Instructions to follow:
Wherever the string "Parameters" appears, copy the whole line.

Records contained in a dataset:
---*---
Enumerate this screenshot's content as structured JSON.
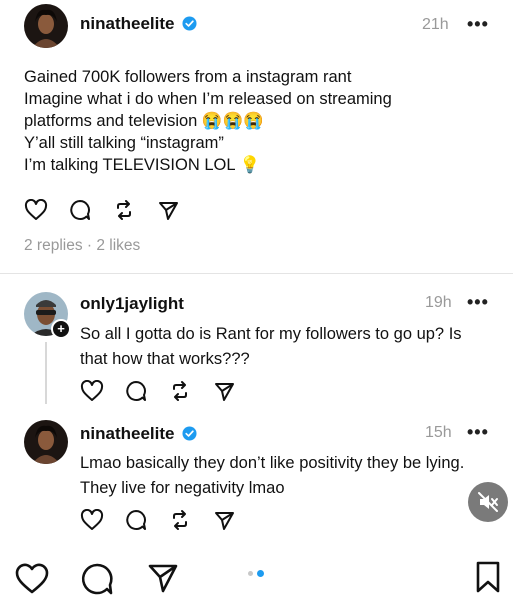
{
  "post": {
    "username": "ninatheelite",
    "time": "21h",
    "more": "•••",
    "lines": [
      "Gained 700K followers from a instagram rant",
      "Imagine what i do when I’m released on streaming",
      "platforms and television 😭😭😭",
      "Y’all still talking “instagram”",
      "I’m talking TELEVISION LOL 💡"
    ],
    "meta": "2 replies · 2 likes"
  },
  "reply1": {
    "username": "only1jaylight",
    "time": "19h",
    "more": "•••",
    "lines": [
      "So all I gotta do is Rant for my followers to go up? Is",
      "that how that works???"
    ]
  },
  "reply2": {
    "username": "ninatheelite",
    "time": "15h",
    "more": "•••",
    "lines": [
      "Lmao basically they don’t like positivity they be lying.",
      "They live for negativity lmao"
    ]
  },
  "icons": [
    "heart-icon",
    "comment-icon",
    "repost-icon",
    "send-icon",
    "mute-icon",
    "bookmark-icon"
  ],
  "colors": {
    "verified": "#1d9bf0",
    "muted": "#999999",
    "mute_button": "#7a7a7a",
    "page_dot_active": "#1d9bf0"
  }
}
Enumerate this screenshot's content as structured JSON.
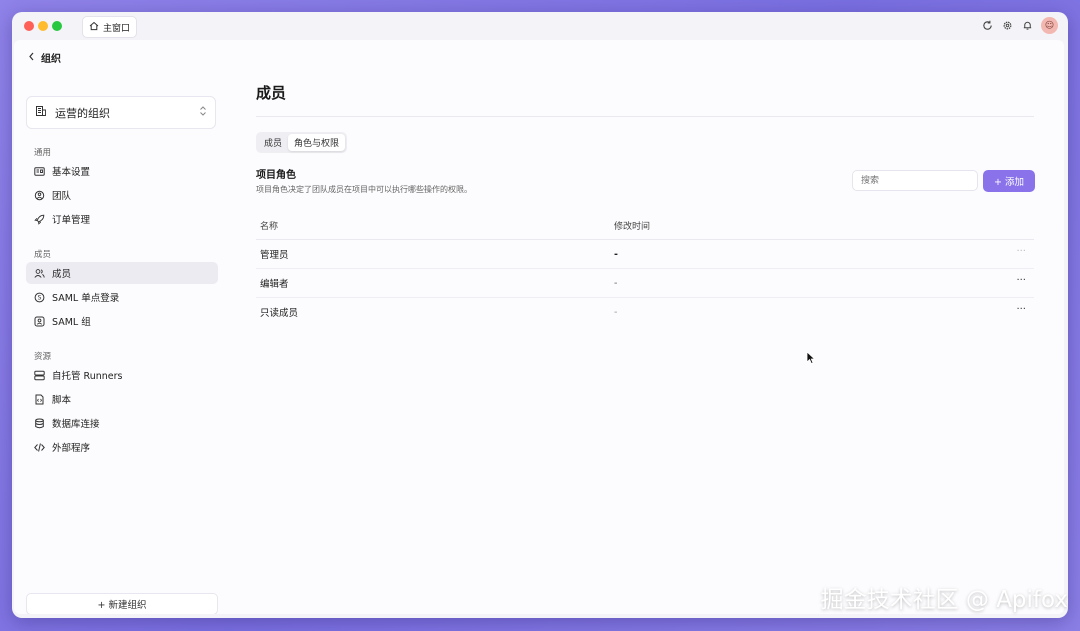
{
  "titlebar": {
    "home_tab_label": "主窗口",
    "icons": [
      "refresh-icon",
      "settings-icon",
      "bell-icon"
    ],
    "avatar_initial": "☺"
  },
  "sidebar": {
    "back_label": "组织",
    "org_name": "运营的组织",
    "sections": [
      {
        "title": "通用",
        "items": [
          {
            "label": "基本设置",
            "icon": "id-card-icon"
          },
          {
            "label": "团队",
            "icon": "team-icon"
          },
          {
            "label": "订单管理",
            "icon": "rocket-icon"
          }
        ]
      },
      {
        "title": "成员",
        "items": [
          {
            "label": "成员",
            "icon": "users-icon",
            "active": true
          },
          {
            "label": "SAML 单点登录",
            "icon": "saml-icon"
          },
          {
            "label": "SAML 组",
            "icon": "saml-group-icon"
          }
        ]
      },
      {
        "title": "资源",
        "items": [
          {
            "label": "自托管 Runners",
            "icon": "server-icon"
          },
          {
            "label": "脚本",
            "icon": "script-icon"
          },
          {
            "label": "数据库连接",
            "icon": "database-icon"
          },
          {
            "label": "外部程序",
            "icon": "code-icon"
          }
        ]
      }
    ],
    "new_org_label": "+ 新建组织"
  },
  "main": {
    "title": "成员",
    "tabs": [
      {
        "label": "成员",
        "active": false
      },
      {
        "label": "角色与权限",
        "active": true
      }
    ],
    "section_title": "项目角色",
    "section_desc": "项目角色决定了团队成员在项目中可以执行哪些操作的权限。",
    "search_placeholder": "搜索",
    "add_label": "+ 添加",
    "table": {
      "headers": [
        "名称",
        "修改时间"
      ],
      "rows": [
        {
          "name": "管理员",
          "time": "-",
          "more": "···"
        },
        {
          "name": "编辑者",
          "time": "-",
          "more": "···"
        },
        {
          "name": "只读成员",
          "time": "-",
          "more": "···"
        }
      ]
    }
  },
  "watermark": "掘金技术社区 @ Apifox",
  "colors": {
    "accent": "#8a73ea",
    "background": "#8f82e8",
    "active_nav": "#ecebf1"
  }
}
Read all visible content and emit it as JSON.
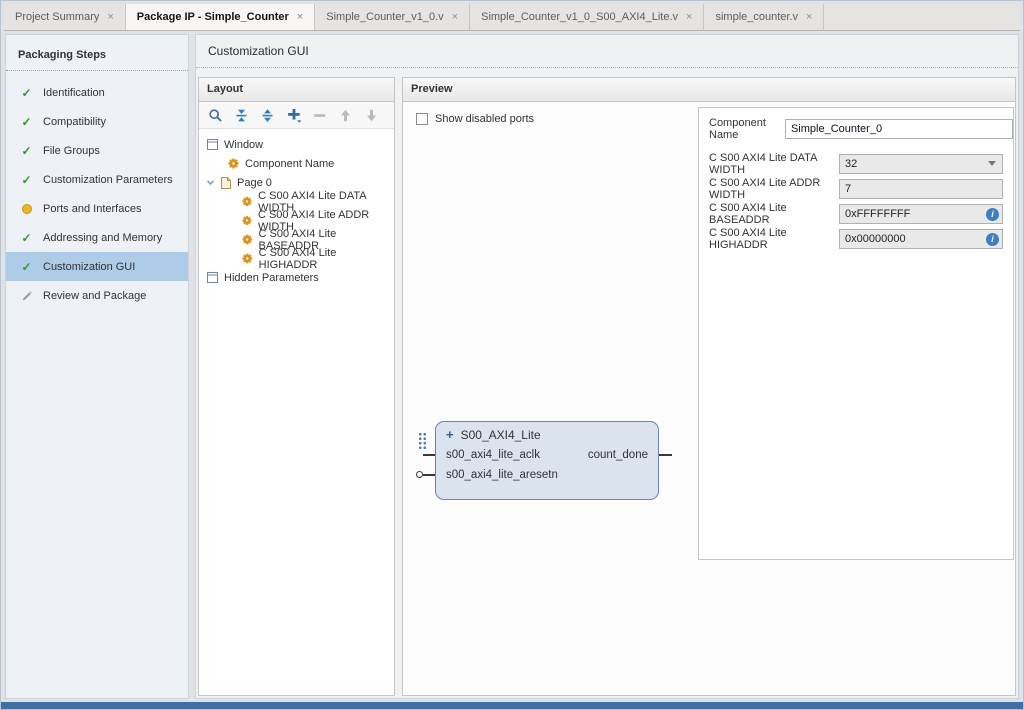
{
  "icons": {
    "close": "×",
    "check": "✓",
    "plus": "+",
    "info": "i"
  },
  "tabs": [
    {
      "label": "Project Summary"
    },
    {
      "label": "Package IP - Simple_Counter"
    },
    {
      "label": "Simple_Counter_v1_0.v"
    },
    {
      "label": "Simple_Counter_v1_0_S00_AXI4_Lite.v"
    },
    {
      "label": "simple_counter.v"
    }
  ],
  "sidebar": {
    "title": "Packaging Steps",
    "items": [
      {
        "label": "Identification",
        "status": "complete"
      },
      {
        "label": "Compatibility",
        "status": "complete"
      },
      {
        "label": "File Groups",
        "status": "complete"
      },
      {
        "label": "Customization Parameters",
        "status": "complete"
      },
      {
        "label": "Ports and Interfaces",
        "status": "attention"
      },
      {
        "label": "Addressing and Memory",
        "status": "complete"
      },
      {
        "label": "Customization GUI",
        "status": "complete",
        "selected": true
      },
      {
        "label": "Review and Package",
        "status": "pending"
      }
    ]
  },
  "main": {
    "title": "Customization GUI",
    "layout": {
      "title": "Layout",
      "tree": [
        {
          "label": "Window"
        },
        {
          "label": "Component Name"
        },
        {
          "label": "Page 0"
        },
        {
          "label": "C S00 AXI4 Lite DATA WIDTH"
        },
        {
          "label": "C S00 AXI4 Lite ADDR WIDTH"
        },
        {
          "label": "C S00 AXI4 Lite BASEADDR"
        },
        {
          "label": "C S00 AXI4 Lite HIGHADDR"
        },
        {
          "label": "Hidden Parameters"
        }
      ]
    },
    "preview": {
      "title": "Preview",
      "show_disabled_ports_label": "Show disabled ports",
      "block": {
        "title": "S00_AXI4_Lite",
        "ports_left": [
          "s00_axi4_lite_aclk",
          "s00_axi4_lite_aresetn"
        ],
        "ports_right": [
          "count_done"
        ]
      },
      "properties": {
        "component_name_label": "Component Name",
        "component_name_value": "Simple_Counter_0",
        "fields": [
          {
            "label": "C S00 AXI4 Lite DATA WIDTH",
            "value": "32"
          },
          {
            "label": "C S00 AXI4 Lite ADDR WIDTH",
            "value": "7"
          },
          {
            "label": "C S00 AXI4 Lite BASEADDR",
            "value": "0xFFFFFFFF"
          },
          {
            "label": "C S00 AXI4 Lite HIGHADDR",
            "value": "0x00000000"
          }
        ]
      }
    }
  }
}
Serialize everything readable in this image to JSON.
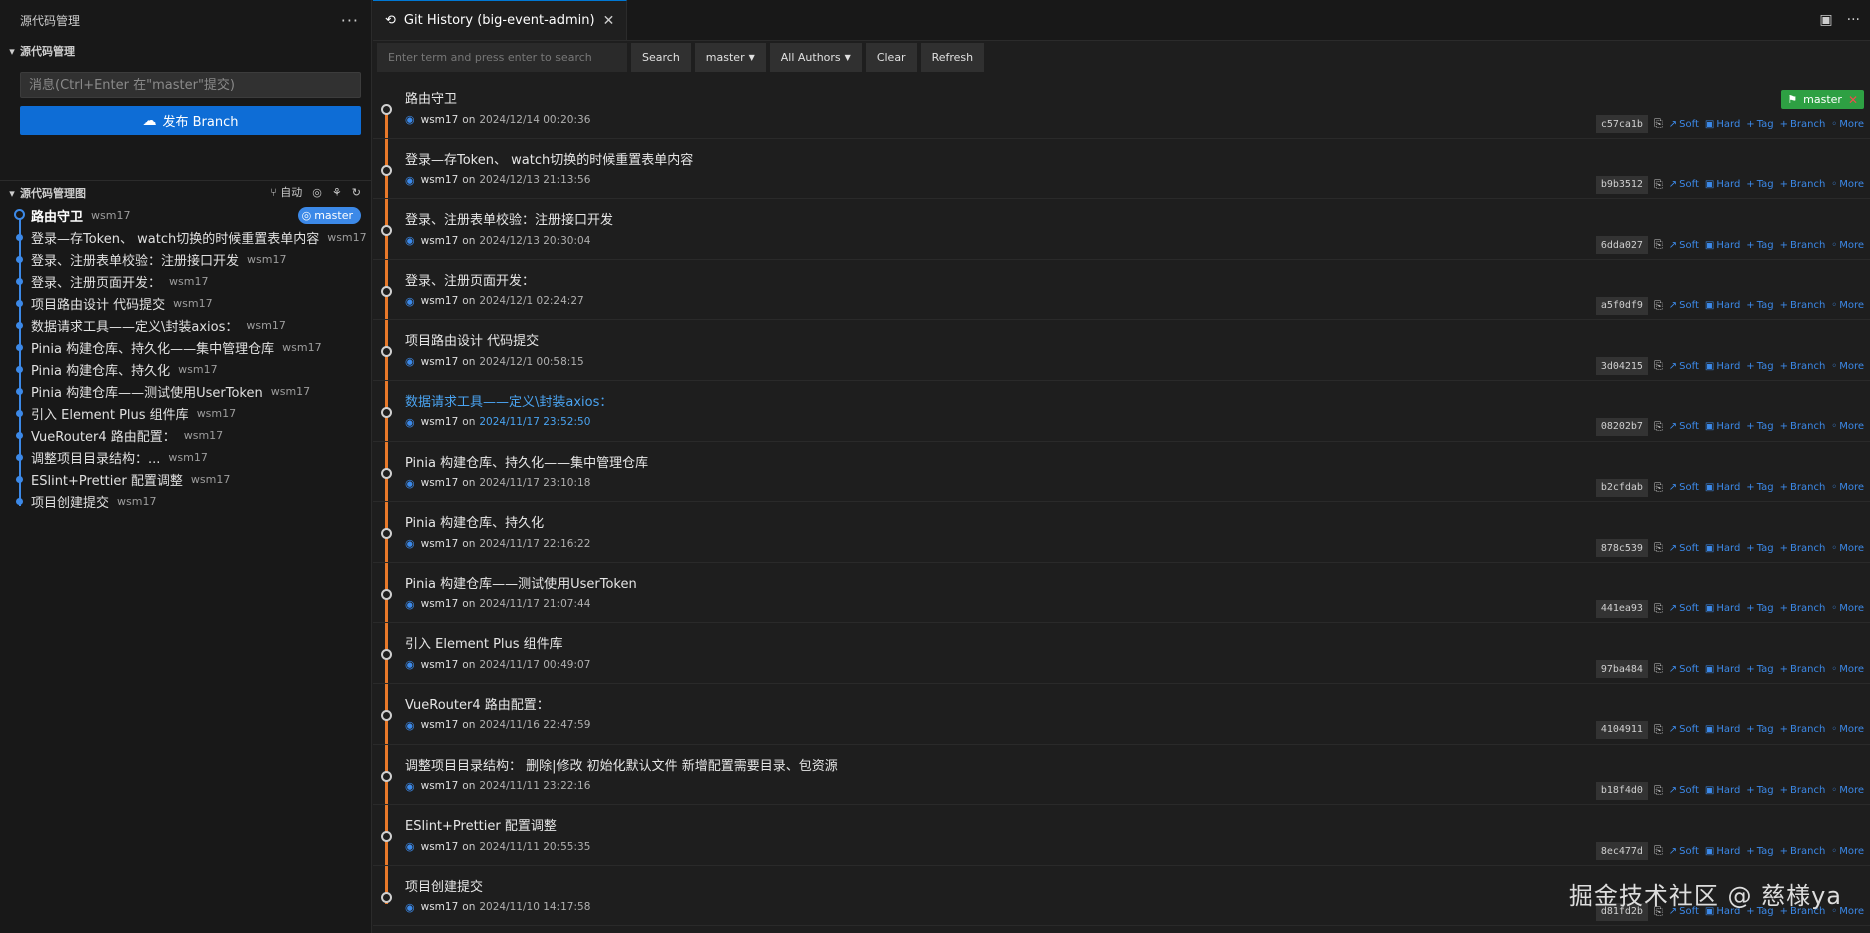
{
  "sidebar": {
    "title": "源代码管理",
    "more": "···",
    "section_title": "源代码管理",
    "commit_placeholder": "消息(Ctrl+Enter 在\"master\"提交)",
    "publish_label": "发布 Branch",
    "graph_title": "源代码管理图",
    "graph_auto": "自动",
    "graph_items": [
      {
        "msg": "路由守卫",
        "author": "wsm17",
        "badge": "master"
      },
      {
        "msg": "登录—存Token、 watch切换的时候重置表单内容",
        "author": "wsm17"
      },
      {
        "msg": "登录、注册表单校验：注册接口开发",
        "author": "wsm17"
      },
      {
        "msg": "登录、注册页面开发：",
        "author": "wsm17"
      },
      {
        "msg": " 项目路由设计 代码提交",
        "author": "wsm17"
      },
      {
        "msg": "数据请求工具——定义\\封装axios：",
        "author": "wsm17"
      },
      {
        "msg": "Pinia 构建仓库、持久化——集中管理仓库",
        "author": "wsm17"
      },
      {
        "msg": "Pinia 构建仓库、持久化",
        "author": "wsm17"
      },
      {
        "msg": "Pinia 构建仓库——测试使用UserToken",
        "author": "wsm17"
      },
      {
        "msg": "引入 Element Plus 组件库",
        "author": "wsm17"
      },
      {
        "msg": "VueRouter4 路由配置：",
        "author": "wsm17"
      },
      {
        "msg": "调整项目目录结构：...",
        "author": "wsm17"
      },
      {
        "msg": "ESlint+Prettier 配置调整",
        "author": "wsm17"
      },
      {
        "msg": "项目创建提交",
        "author": "wsm17"
      }
    ]
  },
  "tab": {
    "label": "Git History (big-event-admin)",
    "close": "✕"
  },
  "toolbar": {
    "search_placeholder": "Enter term and press enter to search",
    "search_btn": "Search",
    "branch_btn": "master",
    "authors_btn": "All Authors",
    "clear_btn": "Clear",
    "refresh_btn": "Refresh"
  },
  "history": {
    "branch_pill": "master",
    "on_word": "on",
    "action_labels": {
      "soft": "Soft",
      "hard": "Hard",
      "tag": "Tag",
      "branch": "Branch",
      "more": "More"
    },
    "commits": [
      {
        "msg": "路由守卫",
        "author": "wsm17",
        "date": "2024/12/14 00:20:36",
        "hash": "c57ca1b"
      },
      {
        "msg": "登录—存Token、 watch切换的时候重置表单内容",
        "author": "wsm17",
        "date": "2024/12/13 21:13:56",
        "hash": "b9b3512"
      },
      {
        "msg": "登录、注册表单校验：注册接口开发",
        "author": "wsm17",
        "date": "2024/12/13 20:30:04",
        "hash": "6dda027"
      },
      {
        "msg": "登录、注册页面开发：",
        "author": "wsm17",
        "date": "2024/12/1 02:24:27",
        "hash": "a5f0df9"
      },
      {
        "msg": "项目路由设计 代码提交",
        "author": "wsm17",
        "date": "2024/12/1 00:58:15",
        "hash": "3d04215"
      },
      {
        "msg": "数据请求工具——定义\\封装axios：",
        "author": "wsm17",
        "date": "2024/11/17 23:52:50",
        "hash": "08202b7",
        "highlight": true
      },
      {
        "msg": "Pinia 构建仓库、持久化——集中管理仓库",
        "author": "wsm17",
        "date": "2024/11/17 23:10:18",
        "hash": "b2cfdab"
      },
      {
        "msg": "Pinia 构建仓库、持久化",
        "author": "wsm17",
        "date": "2024/11/17 22:16:22",
        "hash": "878c539"
      },
      {
        "msg": "Pinia 构建仓库——测试使用UserToken",
        "author": "wsm17",
        "date": "2024/11/17 21:07:44",
        "hash": "441ea93"
      },
      {
        "msg": "引入 Element Plus 组件库",
        "author": "wsm17",
        "date": "2024/11/17 00:49:07",
        "hash": "97ba484"
      },
      {
        "msg": "VueRouter4 路由配置：",
        "author": "wsm17",
        "date": "2024/11/16 22:47:59",
        "hash": "4104911"
      },
      {
        "msg": "调整项目目录结构： 删除|修改 初始化默认文件 新增配置需要目录、包资源",
        "author": "wsm17",
        "date": "2024/11/11 23:22:16",
        "hash": "b18f4d0"
      },
      {
        "msg": "ESlint+Prettier 配置调整",
        "author": "wsm17",
        "date": "2024/11/11 20:55:35",
        "hash": "8ec477d"
      },
      {
        "msg": "项目创建提交",
        "author": "wsm17",
        "date": "2024/11/10 14:17:58",
        "hash": "d81fd2b"
      }
    ]
  },
  "watermark": "掘金技术社区 @ 慈様ya",
  "colors": {
    "accent": "#0e6dd6",
    "graph_line": "#3c89e8",
    "history_line": "#e8792a",
    "branch_pill": "#2ea043"
  }
}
---*---
Written solution:
        "label": "Customization Parameters",
          "label": "Hidden Parameters"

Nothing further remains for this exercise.